Saved data entries
::::

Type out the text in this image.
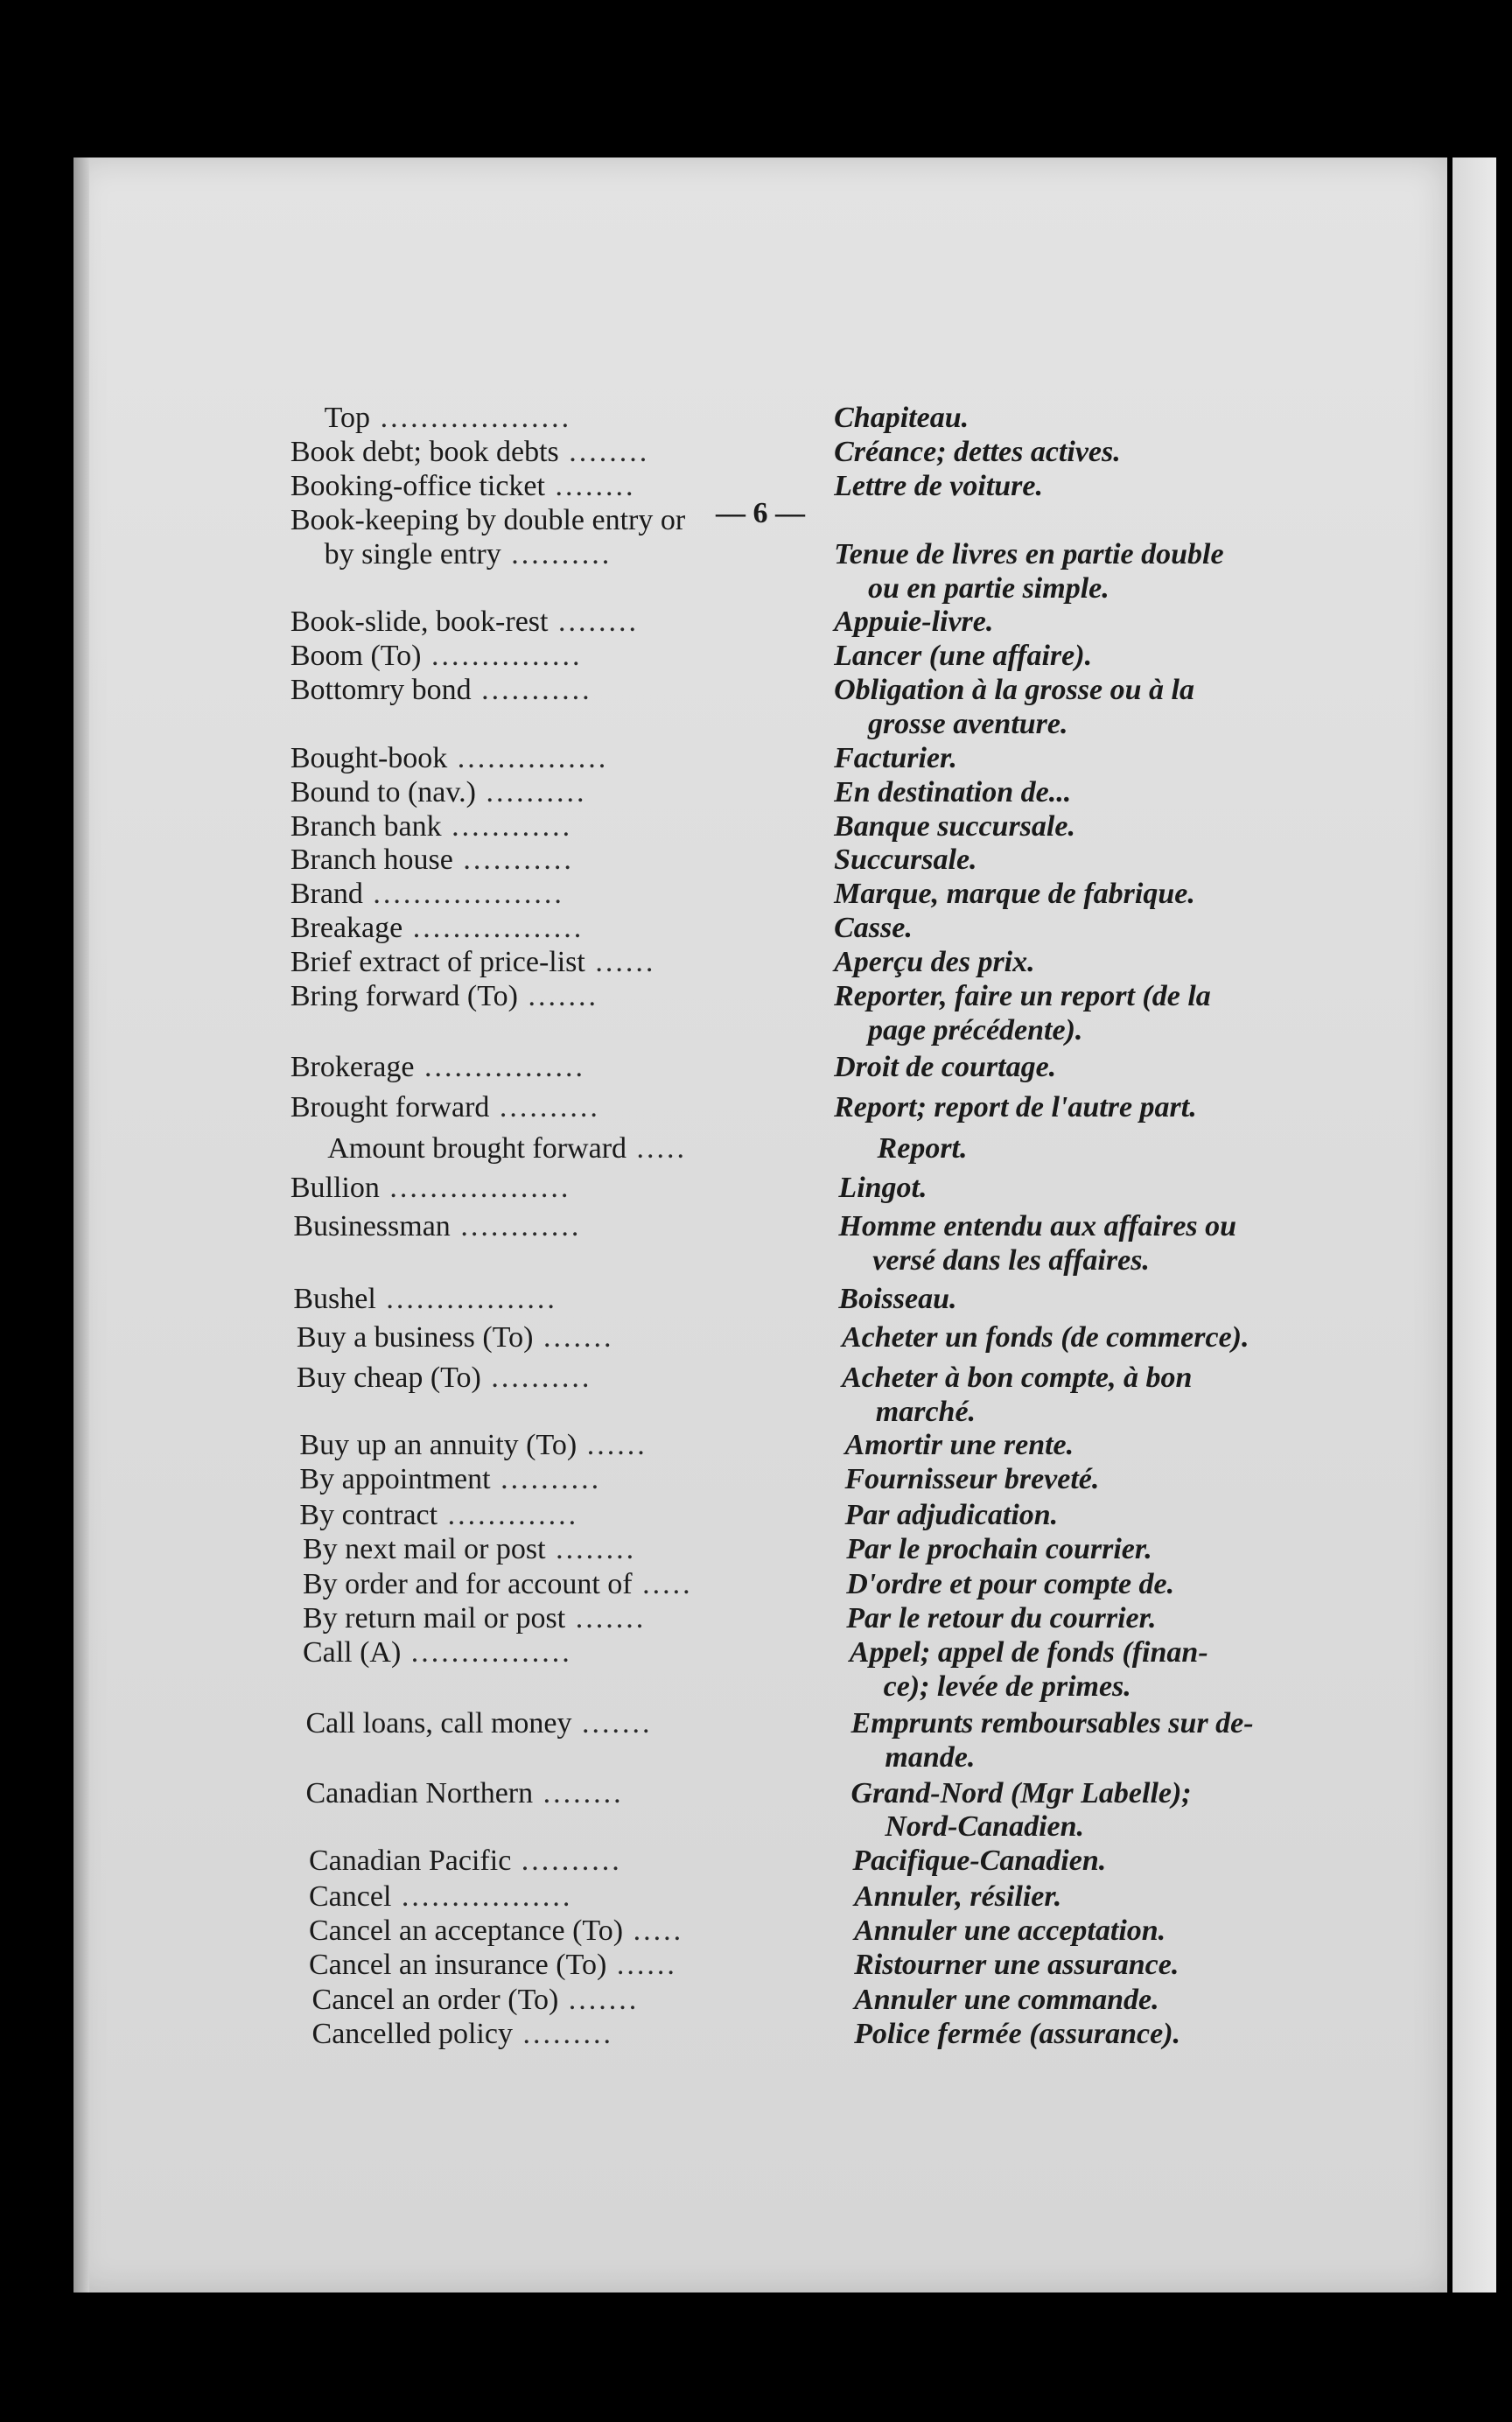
— 6 —
Top ...................	Chapiteau.
Book debt; book debts ........	Créance; dettes actives.
Booking-office ticket ........	Lettre de voiture.
Book-keeping by double entry or
by single entry ..........	Tenue de livres en partie double
ou en partie simple.
Book-slide, book-rest ........	Appuie-livre.
Boom (To) ...............	Lancer (une affaire).
Bottomry bond ...........	Obligation à la grosse ou à la
grosse aventure.
Bought-book ...............	Facturier.
Bound to (nav.) ..........	En destination de...
Branch bank ............	Banque succursale.
Branch house ...........	Succursale.
Brand ...................	Marque, marque de fabrique.
Breakage .................	Casse.
Brief extract of price-list ......	Aperçu des prix.
Bring forward (To) .......	Reporter, faire un report (de la
page précédente).
Brokerage ................	Droit de courtage.
Brought forward ..........	Report; report de l'autre part.
Amount brought forward .....	Report.
Bullion ..................	Lingot.
Businessman ............	Homme entendu aux affaires ou
versé dans les affaires.
Bushel .................	Boisseau.
Buy a business (To) .......	Acheter un fonds (de commerce).
Buy cheap (To) ..........	Acheter à bon compte, à bon
marché.
Buy up an annuity (To) ......	Amortir une rente.
By appointment ..........	Fournisseur breveté.
By contract .............	Par adjudication.
By next mail or post ........	Par le prochain courrier.
By order and for account of .....	D'ordre et pour compte de.
By return mail or post .......	Par le retour du courrier.
Call (A) ................	Appel; appel de fonds (finan-
ce); levée de primes.
Call loans, call money .......	Emprunts remboursables sur de-
mande.
Canadian Northern ........	Grand-Nord (Mgr Labelle);
Nord-Canadien.
Canadian Pacific ..........	Pacifique-Canadien.
Cancel .................	Annuler, résilier.
Cancel an acceptance (To) .....	Annuler une acceptation.
Cancel an insurance (To) ......	Ristourner une assurance.
Cancel an order (To) .......	Annuler une commande.
Cancelled policy .........	Police fermée (assurance).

::::

> INSTRUCTION
Without the pictures, extract every entry verbatim.

> SOLUTION FOR THIS EXERCISE
Type out the text in this image.
— 6 —
Top ...................	Chapiteau.
Book debt; book debts ........	Créance; dettes actives.
Booking-office ticket ........	Lettre de voiture.
Book-keeping by double entry or
by single entry ..........	Tenue de livres en partie double
ou en partie simple.
Book-slide, book-rest ........	Appuie-livre.
Boom (To) ...............	Lancer (une affaire).
Bottomry bond ...........	Obligation à la grosse ou à la
grosse aventure.
Bought-book ...............	Facturier.
Bound to (nav.) ..........	En destination de...
Branch bank ............	Banque succursale.
Branch house ...........	Succursale.
Brand ...................	Marque, marque de fabrique.
Breakage .................	Casse.
Brief extract of price-list ......	Aperçu des prix.
Bring forward (To) .......	Reporter, faire un report (de la
page précédente).
Brokerage ................	Droit de courtage.
Brought forward ..........	Report; report de l'autre part.
Amount brought forward .....	Report.
Bullion ..................	Lingot.
Businessman ............	Homme entendu aux affaires ou
versé dans les affaires.
Bushel .................	Boisseau.
Buy a business (To) .......	Acheter un fonds (de commerce).
Buy cheap (To) ..........	Acheter à bon compte, à bon
marché.
Buy up an annuity (To) ......	Amortir une rente.
By appointment ..........	Fournisseur breveté.
By contract .............	Par adjudication.
By next mail or post ........	Par le prochain courrier.
By order and for account of .....	D'ordre et pour compte de.
By return mail or post .......	Par le retour du courrier.
Call (A) ................	Appel; appel de fonds (finan-
ce); levée de primes.
Call loans, call money .......	Emprunts remboursables sur de-
mande.
Canadian Northern ........	Grand-Nord (Mgr Labelle);
Nord-Canadien.
Canadian Pacific ..........	Pacifique-Canadien.
Cancel .................	Annuler, résilier.
Cancel an acceptance (To) .....	Annuler une acceptation.
Cancel an insurance (To) ......	Ristourner une assurance.
Cancel an order (To) .......	Annuler une commande.
Cancelled policy .........	Police fermée (assurance).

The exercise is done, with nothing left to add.